== STORED RECORDS ==

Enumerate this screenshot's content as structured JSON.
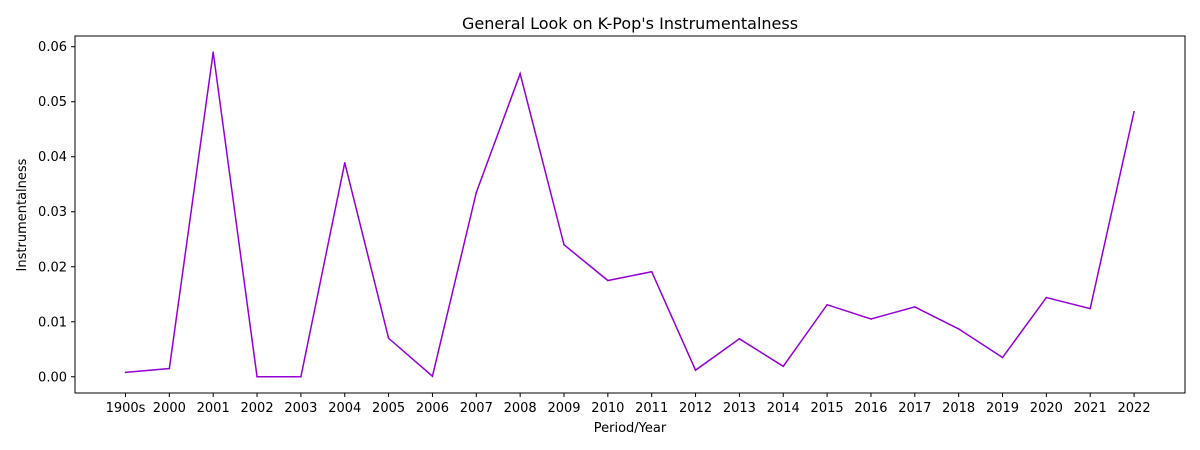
{
  "chart_data": {
    "type": "line",
    "title": "General Look on K-Pop's Instrumentalness",
    "xlabel": "Period/Year",
    "ylabel": "Instrumentalness",
    "categories": [
      "1900s",
      "2000",
      "2001",
      "2002",
      "2003",
      "2004",
      "2005",
      "2006",
      "2007",
      "2008",
      "2009",
      "2010",
      "2011",
      "2012",
      "2013",
      "2014",
      "2015",
      "2016",
      "2017",
      "2018",
      "2019",
      "2020",
      "2021",
      "2022"
    ],
    "series": [
      {
        "values": [
          0.0008,
          0.0015,
          0.059,
          0.0,
          0.0,
          0.0389,
          0.007,
          0.0001,
          0.0335,
          0.0551,
          0.024,
          0.0175,
          0.0191,
          0.0012,
          0.0069,
          0.0019,
          0.0131,
          0.0105,
          0.0127,
          0.0087,
          0.0035,
          0.0144,
          0.0124,
          0.0482
        ],
        "color": "#9400d3"
      }
    ],
    "ylim": [
      -0.00295,
      0.06195
    ],
    "yticks": [
      "0.00",
      "0.01",
      "0.02",
      "0.03",
      "0.04",
      "0.05",
      "0.06"
    ],
    "ytick_values": [
      0,
      0.01,
      0.02,
      0.03,
      0.04,
      0.05,
      0.06
    ],
    "grid": false,
    "legend": false
  }
}
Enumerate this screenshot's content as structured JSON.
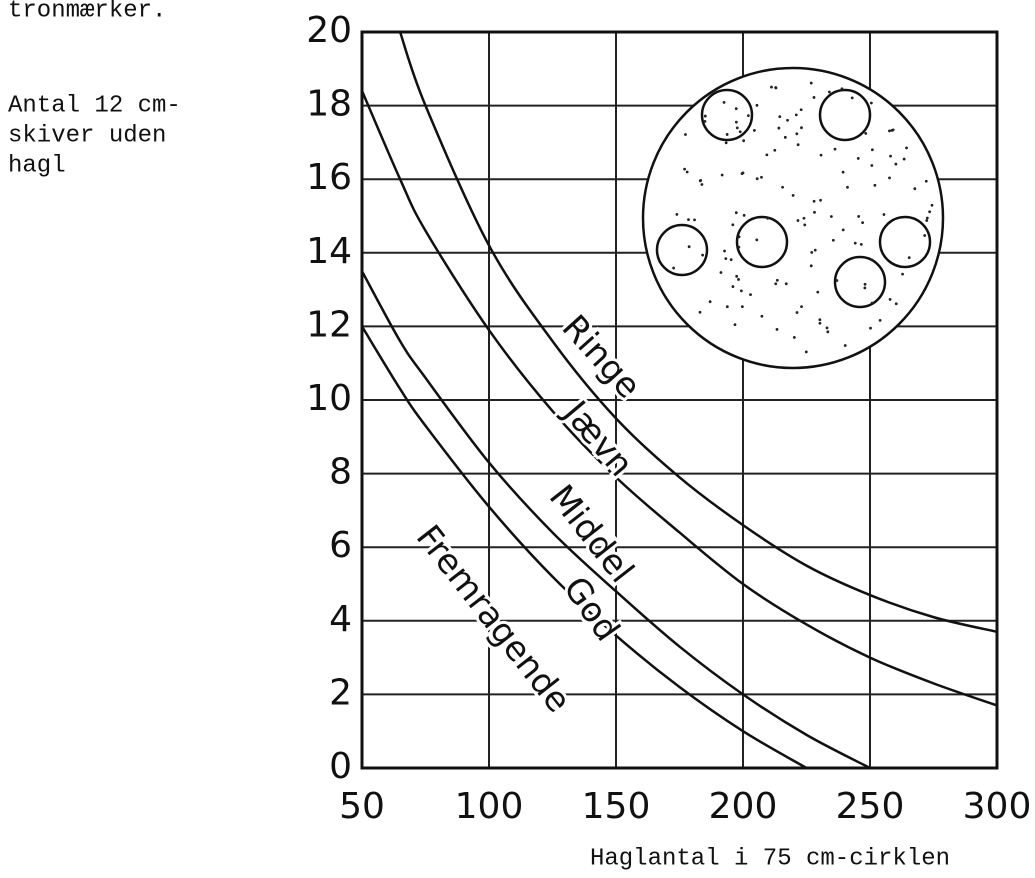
{
  "chart_data": {
    "type": "line",
    "side_texts": [
      "tronmærker.",
      "Antal 12 cm-",
      "skiver uden",
      "hagl"
    ],
    "x_label": "Haglantal i 75 cm-cirklen",
    "x": [
      50,
      65,
      75,
      100,
      125,
      150,
      175,
      200,
      225,
      250,
      275,
      300
    ],
    "series": [
      {
        "color": "#111111",
        "values": [
          null,
          20,
          18.0,
          14.2,
          11.6,
          9.5,
          7.9,
          6.6,
          5.5,
          4.7,
          4.1,
          3.7
        ]
      },
      {
        "color": "#111111",
        "values": [
          18.4,
          16.0,
          14.6,
          11.9,
          9.7,
          7.9,
          6.4,
          5.0,
          3.9,
          3.0,
          2.3,
          1.7
        ]
      },
      {
        "color": "#111111",
        "values": [
          13.5,
          11.6,
          10.6,
          8.3,
          6.4,
          4.8,
          3.3,
          2.0,
          0.9,
          0,
          null,
          null
        ]
      },
      {
        "color": "#111111",
        "values": [
          12,
          10.3,
          9.3,
          7.1,
          5.2,
          3.6,
          2.2,
          1.0,
          0,
          null,
          null,
          null
        ]
      }
    ],
    "region_labels": [
      "Ringe",
      "Jævn",
      "Middel",
      "God",
      "Fremragende"
    ],
    "xlim": [
      50,
      300
    ],
    "xticks": [
      50,
      100,
      150,
      200,
      250,
      300
    ],
    "ylim": [
      0,
      20
    ],
    "yticks": [
      0,
      2,
      4,
      6,
      8,
      10,
      12,
      14,
      16,
      18,
      20
    ],
    "grid": true
  }
}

===

- _PROBLEM REQUIREMENTS_: Each record above should come back exactly the same, only without its pictures.

- _WRITTEN ANSWER_:
Enumerate this screenshot's content as structured JSON.
{
  "chart_data": {
    "type": "line",
    "title": "General Look on K-Pop's Instrumentalness",
    "xlabel": "Period/Year",
    "ylabel": "Instrumentalness",
    "categories": [
      "1900s",
      "2000",
      "2001",
      "2002",
      "2003",
      "2004",
      "2005",
      "2006",
      "2007",
      "2008",
      "2009",
      "2010",
      "2011",
      "2012",
      "2013",
      "2014",
      "2015",
      "2016",
      "2017",
      "2018",
      "2019",
      "2020",
      "2021",
      "2022"
    ],
    "series": [
      {
        "values": [
          0.0008,
          0.0015,
          0.059,
          0.0,
          0.0,
          0.0389,
          0.007,
          0.0001,
          0.0335,
          0.0551,
          0.024,
          0.0175,
          0.0191,
          0.0012,
          0.0069,
          0.0019,
          0.0131,
          0.0105,
          0.0127,
          0.0087,
          0.0035,
          0.0144,
          0.0124,
          0.0482
        ],
        "color": "#9400d3"
      }
    ],
    "ylim": [
      -0.00295,
      0.06195
    ],
    "yticks": [
      "0.00",
      "0.01",
      "0.02",
      "0.03",
      "0.04",
      "0.05",
      "0.06"
    ],
    "ytick_values": [
      0,
      0.01,
      0.02,
      0.03,
      0.04,
      0.05,
      0.06
    ],
    "grid": false,
    "legend": false
  }
}
Enumerate this screenshot's content as structured JSON.
{
  "chart_data": {
    "type": "line",
    "side_texts": [
      "tronmærker.",
      "Antal 12 cm-",
      "skiver uden",
      "hagl"
    ],
    "x_label": "Haglantal i 75 cm-cirklen",
    "x": [
      50,
      65,
      75,
      100,
      125,
      150,
      175,
      200,
      225,
      250,
      275,
      300
    ],
    "series": [
      {
        "color": "#111111",
        "values": [
          null,
          20,
          18.0,
          14.2,
          11.6,
          9.5,
          7.9,
          6.6,
          5.5,
          4.7,
          4.1,
          3.7
        ]
      },
      {
        "color": "#111111",
        "values": [
          18.4,
          16.0,
          14.6,
          11.9,
          9.7,
          7.9,
          6.4,
          5.0,
          3.9,
          3.0,
          2.3,
          1.7
        ]
      },
      {
        "color": "#111111",
        "values": [
          13.5,
          11.6,
          10.6,
          8.3,
          6.4,
          4.8,
          3.3,
          2.0,
          0.9,
          0,
          null,
          null
        ]
      },
      {
        "color": "#111111",
        "values": [
          12,
          10.3,
          9.3,
          7.1,
          5.2,
          3.6,
          2.2,
          1.0,
          0,
          null,
          null,
          null
        ]
      }
    ],
    "region_labels": [
      "Ringe",
      "Jævn",
      "Middel",
      "God",
      "Fremragende"
    ],
    "xlim": [
      50,
      300
    ],
    "xticks": [
      50,
      100,
      150,
      200,
      250,
      300
    ],
    "ylim": [
      0,
      20
    ],
    "yticks": [
      0,
      2,
      4,
      6,
      8,
      10,
      12,
      14,
      16,
      18,
      20
    ],
    "grid": true
  }
}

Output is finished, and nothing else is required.